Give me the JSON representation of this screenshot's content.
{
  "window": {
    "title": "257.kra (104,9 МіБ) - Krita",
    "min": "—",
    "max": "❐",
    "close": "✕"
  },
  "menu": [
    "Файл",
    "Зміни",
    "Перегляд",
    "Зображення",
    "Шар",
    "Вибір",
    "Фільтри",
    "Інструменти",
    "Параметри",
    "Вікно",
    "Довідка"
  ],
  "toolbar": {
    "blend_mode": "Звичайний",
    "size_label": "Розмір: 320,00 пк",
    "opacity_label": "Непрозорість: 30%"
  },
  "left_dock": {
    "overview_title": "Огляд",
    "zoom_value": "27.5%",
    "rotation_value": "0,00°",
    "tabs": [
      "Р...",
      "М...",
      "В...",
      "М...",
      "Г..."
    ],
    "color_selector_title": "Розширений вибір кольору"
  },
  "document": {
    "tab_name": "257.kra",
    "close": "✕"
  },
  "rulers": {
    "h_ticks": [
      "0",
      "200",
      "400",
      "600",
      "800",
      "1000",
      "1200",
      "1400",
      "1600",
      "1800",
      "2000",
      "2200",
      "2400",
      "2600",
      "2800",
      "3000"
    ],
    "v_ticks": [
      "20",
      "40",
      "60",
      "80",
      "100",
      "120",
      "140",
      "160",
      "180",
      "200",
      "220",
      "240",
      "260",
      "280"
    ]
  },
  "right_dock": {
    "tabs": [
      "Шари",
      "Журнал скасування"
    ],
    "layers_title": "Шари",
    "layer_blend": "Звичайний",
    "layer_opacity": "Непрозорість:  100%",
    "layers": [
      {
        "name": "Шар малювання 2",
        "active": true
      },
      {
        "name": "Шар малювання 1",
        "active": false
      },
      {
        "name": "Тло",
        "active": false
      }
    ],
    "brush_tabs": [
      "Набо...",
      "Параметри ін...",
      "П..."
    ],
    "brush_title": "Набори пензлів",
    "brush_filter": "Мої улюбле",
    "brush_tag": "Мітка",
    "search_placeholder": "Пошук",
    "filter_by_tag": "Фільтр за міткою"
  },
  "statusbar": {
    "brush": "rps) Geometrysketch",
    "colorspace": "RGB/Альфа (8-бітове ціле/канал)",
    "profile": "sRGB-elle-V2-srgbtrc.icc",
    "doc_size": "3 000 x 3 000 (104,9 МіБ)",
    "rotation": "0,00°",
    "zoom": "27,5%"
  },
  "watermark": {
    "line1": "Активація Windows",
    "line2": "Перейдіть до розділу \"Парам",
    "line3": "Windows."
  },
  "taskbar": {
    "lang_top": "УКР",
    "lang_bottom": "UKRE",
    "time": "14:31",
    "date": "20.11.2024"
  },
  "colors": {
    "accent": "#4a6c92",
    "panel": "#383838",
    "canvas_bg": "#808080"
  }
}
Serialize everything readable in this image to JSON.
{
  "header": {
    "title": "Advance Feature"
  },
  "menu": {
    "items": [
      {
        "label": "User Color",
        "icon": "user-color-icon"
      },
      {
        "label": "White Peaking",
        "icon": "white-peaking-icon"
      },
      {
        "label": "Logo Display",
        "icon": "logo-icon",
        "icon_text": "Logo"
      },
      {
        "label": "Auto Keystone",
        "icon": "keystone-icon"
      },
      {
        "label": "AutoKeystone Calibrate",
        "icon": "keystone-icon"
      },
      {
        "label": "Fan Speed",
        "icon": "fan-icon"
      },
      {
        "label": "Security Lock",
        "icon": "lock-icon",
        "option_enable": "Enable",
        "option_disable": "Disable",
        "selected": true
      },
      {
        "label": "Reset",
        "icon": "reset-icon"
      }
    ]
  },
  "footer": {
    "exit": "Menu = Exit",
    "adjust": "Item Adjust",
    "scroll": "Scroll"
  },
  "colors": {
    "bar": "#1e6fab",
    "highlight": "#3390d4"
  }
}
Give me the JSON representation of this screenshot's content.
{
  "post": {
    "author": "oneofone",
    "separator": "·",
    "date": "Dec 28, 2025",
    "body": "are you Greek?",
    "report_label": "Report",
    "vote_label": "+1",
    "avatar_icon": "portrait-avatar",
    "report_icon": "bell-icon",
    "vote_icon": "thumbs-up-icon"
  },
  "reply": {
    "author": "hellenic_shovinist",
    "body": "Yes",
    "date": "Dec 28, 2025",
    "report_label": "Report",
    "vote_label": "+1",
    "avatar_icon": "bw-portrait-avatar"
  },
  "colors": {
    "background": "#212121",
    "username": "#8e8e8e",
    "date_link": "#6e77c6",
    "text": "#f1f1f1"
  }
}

______

• Exercise:
Using the records above, copy every line that has the word "Windows" in it.

• Full output:
    "line1": "Активація Windows",
    "line3": "Windows."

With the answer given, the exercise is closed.